- **AIM 1**: In the text on PLA/PBS blends, which substance did the authors' recent study use as a reactive compatibilizer?

To date, several methods have been investigated to enhance the compatibility of PLA/PBS blends, including the incorporation of reactive compatibilizers, copolymerization, the utilization of nanoparticles or nanofillers, and the optimization of blending ratios [18]. Among these approaches, reactive compatibilizers have emerged as particularly promising strategies, offering versatility and long-term stability in improving interfacial adhesion through the formation of covalent bonds [19,20]. In essence, the use of reactive compatibilizers can facilitate in situ copolymerization, leading to decreased interfacial tension and improved compatibility [21,22,23]. These compatibilizers typically consist of various multi-functional groups, such as diisocyanate [24,25,26], epoxy groups [27,28,29], free radical initiators [30,31,32], etc., which react with the carboxyl and hydroxyl groups present in PLA and PBS chains. Considering factors such as chemical reactivity, versatility, safety for food contact, and cost-effectiveness, our recent study investigated the application of succinic anhydride (SA) as a reactive compatibilizer to effectively enhance the miscibility and thermal dimensional stability of PLA/PBS thin films [33].
In recent decades, while reactive PLA-based blending has been extensively investigated to enhance PLA crystallization, the biaxial stretching process, or biaxial orientation (BO), has also emerged as another effective method to improve PLA crystallization. Numerous studies have reported on the microstructural characteristics and related properties of biaxially oriented PLA (BOPLA), including improvements in toughness, thermal behavior, and thermal dimensional stability [34,35,36,37]. Additionally, the BO process has been applied to PLA-based blends. For example, Al-try et al. studied the crystallization and thermal properties of BO-PLA/PBAT with/without multi-functional styrene–acrylic oligomers (Joncryl® ADR-4368 (BASF, Ludwigshafen, Germany)) as compatibilizers, stretching them above the glass transition temperature. Their results showed that Joncryl accelerated PLA crystallization and maintained this effect in PLA/PBAT blends without affecting PBAT crystallization [38]. Liu et al. investigated BO-PLA/PBAT films, finding that stretching increased PLA crystallinity from 6% to 58.6% and improved oxygen barrier properties by 22%. The stretched films also showed enhanced tensile strength and surface roughness variations, making them highly suitable for packaging applications [39]. While existing studies have primarily focused on BO-PLA/PBAT blends, where PLA and PBAT form a predominantly amorphous/amorphous binary polymer blend system, research on the BO process applied to PLA blended with highly crystalline polymers such as PBS is limited. Furthermore, the effects of temperature conditions during the BO process remain underexplored.

- **MATERIAL**:
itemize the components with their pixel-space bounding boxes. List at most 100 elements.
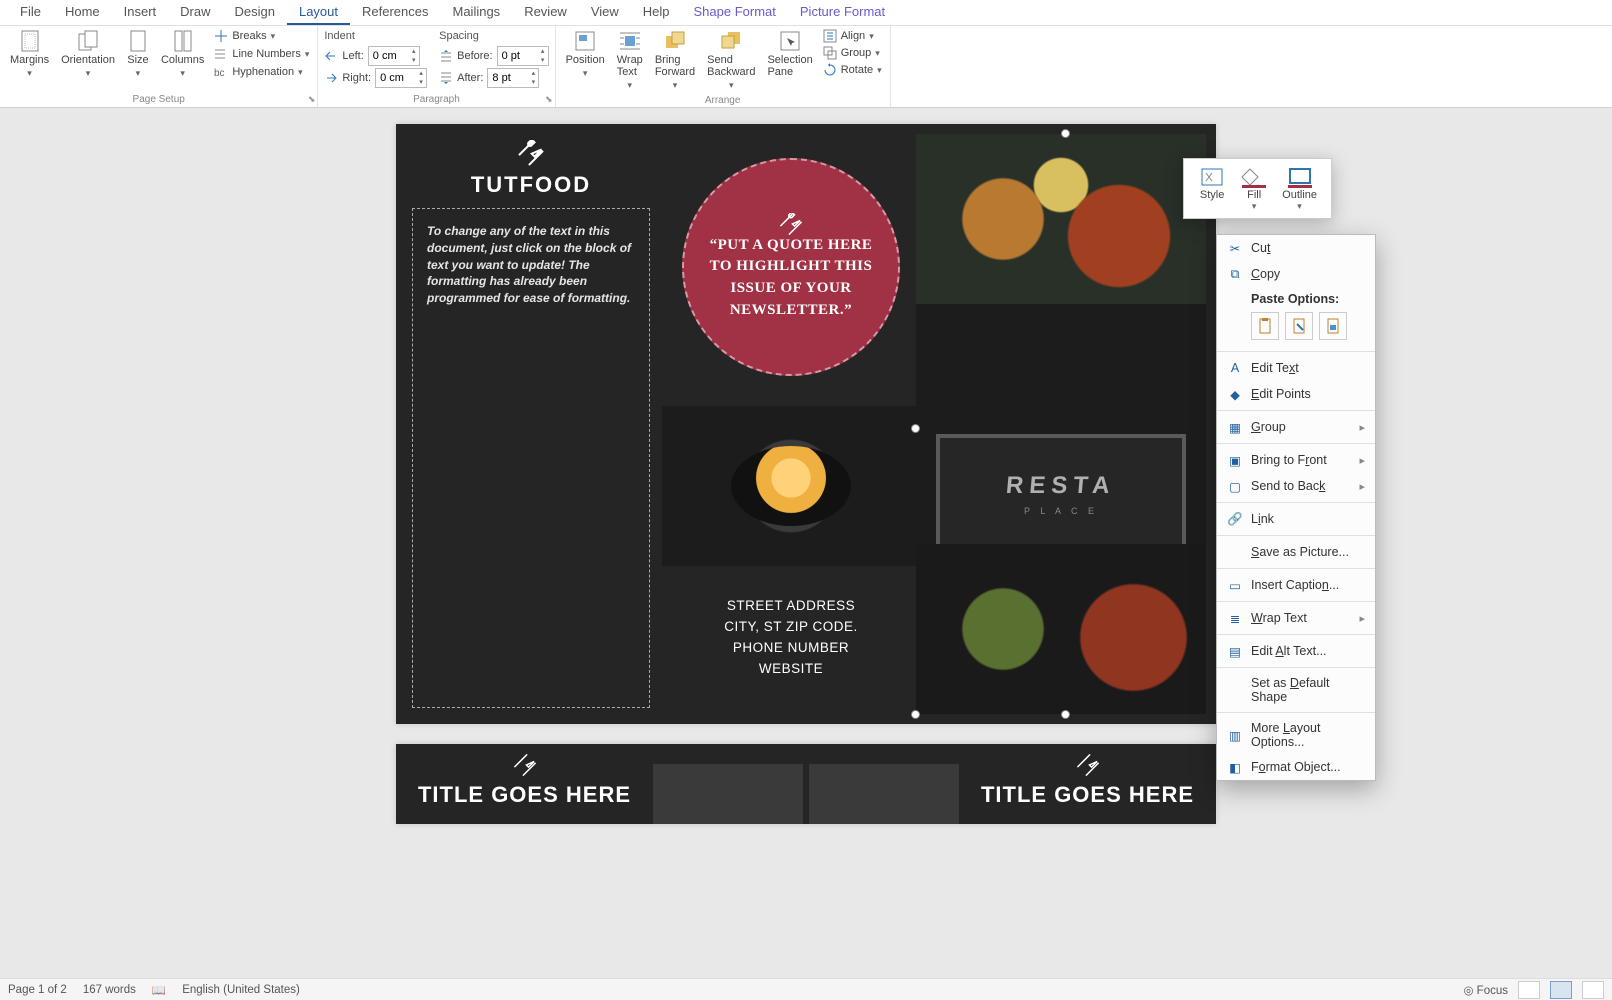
brand-title[interactable]: TUTFOOD bbox=[412, 172, 650, 198]
line-numbers-button[interactable]: Line Numbers▾ bbox=[212, 46, 311, 62]
page-1[interactable]: TUTFOOD To change any of the text in thi… bbox=[396, 124, 1216, 724]
status-page[interactable]: Page 1 of 2 bbox=[8, 984, 67, 996]
ctx-set-default-shape[interactable]: Set as Default Shape bbox=[1217, 671, 1375, 709]
breaks-button[interactable]: Breaks▾ bbox=[212, 28, 311, 44]
paste-picture[interactable] bbox=[1319, 312, 1347, 340]
mini-outline-button[interactable]: Outline▾ bbox=[1278, 165, 1321, 214]
page-setup-dialog-launcher[interactable]: ⬊ bbox=[308, 94, 316, 105]
page2-title-right[interactable]: TITLE GOES HERE bbox=[969, 782, 1206, 808]
ctx-format-object[interactable]: ◧Format Object... bbox=[1217, 754, 1375, 780]
paragraph-dialog-launcher[interactable]: ⬊ bbox=[545, 94, 553, 105]
page2-image[interactable] bbox=[809, 764, 959, 824]
spellcheck-icon[interactable]: 📖 bbox=[152, 983, 166, 997]
selection-handle[interactable] bbox=[911, 710, 920, 719]
view-web-layout[interactable] bbox=[1582, 981, 1604, 999]
ctx-wrap-text[interactable]: ≣Wrap Text▸ bbox=[1217, 605, 1375, 631]
send-backward-button[interactable]: Send Backward▾ bbox=[703, 28, 759, 93]
size-button[interactable]: Size▾ bbox=[123, 28, 153, 81]
tab-home[interactable]: Home bbox=[53, 0, 112, 25]
group-label: Group bbox=[841, 47, 872, 59]
page2-image[interactable] bbox=[653, 764, 803, 824]
ctx-paste-options-label: Paste Options: bbox=[1217, 287, 1375, 308]
intro-textbox[interactable]: To change any of the text in this docume… bbox=[412, 208, 650, 708]
address-line[interactable]: STREET ADDRESS bbox=[662, 596, 920, 617]
tab-help[interactable]: Help bbox=[631, 0, 682, 25]
tab-references[interactable]: References bbox=[350, 0, 440, 25]
status-language[interactable]: English (United States) bbox=[182, 984, 300, 996]
bring-forward-label: Bring Forward bbox=[655, 54, 695, 78]
margins-button[interactable]: Margins▾ bbox=[6, 28, 53, 81]
ctx-edit-points[interactable]: ◆Edit Points bbox=[1217, 381, 1375, 407]
bring-front-icon: ▣ bbox=[1227, 452, 1243, 468]
address-block[interactable]: STREET ADDRESS CITY, ST ZIP CODE. PHONE … bbox=[662, 596, 920, 680]
copy-icon: ⧉ bbox=[1227, 266, 1243, 282]
focus-mode-button[interactable]: ◎ Focus bbox=[1463, 983, 1508, 997]
selection-handle[interactable] bbox=[1061, 710, 1070, 719]
spacing-after-icon bbox=[439, 71, 453, 85]
view-print-layout[interactable] bbox=[1550, 981, 1572, 999]
hyphenation-button[interactable]: bcHyphenation▾ bbox=[212, 64, 311, 80]
align-button[interactable]: Align▾ bbox=[821, 28, 884, 44]
tab-layout[interactable]: Layout bbox=[287, 0, 350, 25]
ctx-bring-to-front[interactable]: ▣Bring to Front▸ bbox=[1217, 447, 1375, 473]
svg-text:bc: bc bbox=[214, 68, 225, 79]
status-words[interactable]: 167 words bbox=[83, 984, 136, 996]
selection-handle[interactable] bbox=[1061, 129, 1070, 138]
ctx-link[interactable]: 🔗Link bbox=[1217, 506, 1375, 532]
spacing-before-input[interactable]: ▴▾ bbox=[497, 46, 549, 66]
view-read-mode[interactable] bbox=[1518, 981, 1540, 999]
mini-style-button[interactable]: Style bbox=[1194, 165, 1230, 214]
paste-merge[interactable] bbox=[1285, 312, 1313, 340]
tab-mailings[interactable]: Mailings bbox=[441, 0, 513, 25]
ctx-edit-alt-text[interactable]: ▤Edit Alt Text... bbox=[1217, 638, 1375, 664]
address-line[interactable]: CITY, ST ZIP CODE. bbox=[662, 617, 920, 638]
ctx-group[interactable]: ▦Group▸ bbox=[1217, 414, 1375, 440]
ctx-send-to-back[interactable]: ▢Send to Back▸ bbox=[1217, 473, 1375, 499]
tab-shape-format[interactable]: Shape Format bbox=[682, 0, 788, 25]
rotate-button[interactable]: Rotate▾ bbox=[821, 62, 884, 78]
intro-paragraph[interactable]: To change any of the text in this docume… bbox=[427, 223, 635, 307]
position-button[interactable]: Position▾ bbox=[562, 28, 609, 81]
ctx-edit-text[interactable]: AEdit Text bbox=[1217, 355, 1375, 381]
spacing-after-input[interactable]: ▴▾ bbox=[487, 68, 539, 88]
bring-forward-button[interactable]: Bring Forward▾ bbox=[651, 28, 699, 93]
ctx-save-as-picture[interactable]: Save as Picture... bbox=[1217, 539, 1375, 565]
cover-image-selected[interactable]: RESTA P L A C E bbox=[916, 134, 1206, 714]
layout-icon: ▥ bbox=[1227, 727, 1243, 743]
tab-insert[interactable]: Insert bbox=[112, 0, 169, 25]
tab-design[interactable]: Design bbox=[223, 0, 287, 25]
wrap-text-button[interactable]: Wrap Text▾ bbox=[613, 28, 647, 93]
quote-circle[interactable]: “PUT A QUOTE HERE TO HIGHLIGHT THIS ISSU… bbox=[682, 158, 900, 376]
selection-pane-button[interactable]: Selection Pane bbox=[763, 28, 816, 80]
ctx-insert-caption[interactable]: ▭Insert Caption... bbox=[1217, 572, 1375, 598]
status-bar: Page 1 of 2 167 words 📖 English (United … bbox=[0, 978, 1612, 1000]
tab-draw[interactable]: Draw bbox=[168, 0, 222, 25]
ctx-cut[interactable]: ✂Cut bbox=[1217, 235, 1375, 261]
edit-text-icon: A bbox=[1227, 360, 1243, 376]
quote-text[interactable]: “PUT A QUOTE HERE TO HIGHLIGHT THIS ISSU… bbox=[708, 235, 874, 322]
address-line[interactable]: WEBSITE bbox=[662, 659, 920, 680]
page-2[interactable]: TITLE GOES HERE TITLE GOES HERE bbox=[396, 744, 1216, 824]
page2-title-left[interactable]: TITLE GOES HERE bbox=[406, 782, 643, 808]
tab-picture-format[interactable]: Picture Format bbox=[788, 0, 897, 25]
indent-right-input[interactable]: ▴▾ bbox=[375, 68, 427, 88]
indent-left-input[interactable]: ▴▾ bbox=[368, 46, 420, 66]
paste-keep-source[interactable] bbox=[1251, 312, 1279, 340]
restaurant-title-box[interactable]: RESTA P L A C E bbox=[936, 434, 1186, 554]
line-numbers-icon bbox=[214, 47, 228, 61]
tab-review[interactable]: Review bbox=[512, 0, 579, 25]
mini-fill-button[interactable]: Fill▾ bbox=[1236, 165, 1272, 214]
align-icon bbox=[823, 29, 837, 43]
food-bowl-image[interactable] bbox=[662, 406, 920, 566]
columns-button[interactable]: Columns▾ bbox=[157, 28, 208, 81]
tab-view[interactable]: View bbox=[579, 0, 631, 25]
selection-handle[interactable] bbox=[911, 424, 920, 433]
fork-knife-icon bbox=[780, 213, 802, 235]
address-line[interactable]: PHONE NUMBER bbox=[662, 638, 920, 659]
ctx-more-layout[interactable]: ▥More Layout Options... bbox=[1217, 716, 1375, 754]
orientation-button[interactable]: Orientation▾ bbox=[57, 28, 119, 81]
group-button[interactable]: Group▾ bbox=[821, 45, 884, 61]
tab-file[interactable]: File bbox=[8, 0, 53, 25]
ctx-copy[interactable]: ⧉Copy bbox=[1217, 261, 1375, 287]
margins-label: Margins bbox=[10, 54, 49, 66]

- **AIM 2**: Output the entry lines as a numbered list, starting at the line containing "brand-title[interactable]: TUTFOOD bbox=[412, 172, 650, 198]" and ending at the line containing "breaks-button[interactable]: Breaks▾ bbox=[212, 28, 311, 44]".

- **EXPECTED ANSWER 1**: Succinic anhydride (SA).

- **EXPECTED ANSWER 2**:
1. brand-title[interactable]: TUTFOOD bbox=[412, 172, 650, 198]
2. line-numbers-button[interactable]: Line Numbers▾ bbox=[212, 46, 311, 62]
3. page-1[interactable]: TUTFOOD To change any of the text in thi… bbox=[396, 124, 1216, 724]
4. status-page[interactable]: Page 1 of 2 bbox=[8, 984, 67, 996]
5. ctx-set-default-shape[interactable]: Set as Default Shape bbox=[1217, 671, 1375, 709]
6. breaks-button[interactable]: Breaks▾ bbox=[212, 28, 311, 44]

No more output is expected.